Records contained in a dataset:
↓

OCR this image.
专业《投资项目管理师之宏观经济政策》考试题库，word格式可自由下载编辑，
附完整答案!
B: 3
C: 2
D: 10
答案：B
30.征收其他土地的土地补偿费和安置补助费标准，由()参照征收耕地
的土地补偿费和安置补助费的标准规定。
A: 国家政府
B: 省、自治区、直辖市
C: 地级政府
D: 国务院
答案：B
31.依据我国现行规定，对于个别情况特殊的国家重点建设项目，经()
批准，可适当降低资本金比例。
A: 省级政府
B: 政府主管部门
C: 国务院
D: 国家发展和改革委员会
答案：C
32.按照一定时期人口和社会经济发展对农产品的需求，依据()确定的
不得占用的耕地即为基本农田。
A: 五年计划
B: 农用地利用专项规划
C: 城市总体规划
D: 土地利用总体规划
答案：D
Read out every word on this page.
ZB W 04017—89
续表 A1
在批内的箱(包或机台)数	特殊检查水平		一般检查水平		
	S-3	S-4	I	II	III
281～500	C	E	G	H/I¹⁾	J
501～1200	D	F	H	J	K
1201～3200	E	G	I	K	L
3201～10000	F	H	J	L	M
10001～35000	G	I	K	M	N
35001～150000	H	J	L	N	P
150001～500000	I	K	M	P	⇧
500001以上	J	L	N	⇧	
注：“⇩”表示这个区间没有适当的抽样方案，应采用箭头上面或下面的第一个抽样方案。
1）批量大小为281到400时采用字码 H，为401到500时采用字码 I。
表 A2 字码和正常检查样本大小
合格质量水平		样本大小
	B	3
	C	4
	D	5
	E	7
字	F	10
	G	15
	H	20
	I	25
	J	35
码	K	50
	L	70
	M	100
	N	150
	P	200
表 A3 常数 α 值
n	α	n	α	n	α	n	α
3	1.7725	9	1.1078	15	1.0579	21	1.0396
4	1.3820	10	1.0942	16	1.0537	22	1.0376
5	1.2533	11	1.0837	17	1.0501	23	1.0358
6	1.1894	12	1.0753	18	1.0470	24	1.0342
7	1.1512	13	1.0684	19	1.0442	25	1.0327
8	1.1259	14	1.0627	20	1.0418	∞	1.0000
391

↑

TASK OBJECTIVE: Filter the records down to the lines that contain the string "this", and copy those lines.

COMPLETE RESPONSE:
OCR this image.
Read out every word on this page.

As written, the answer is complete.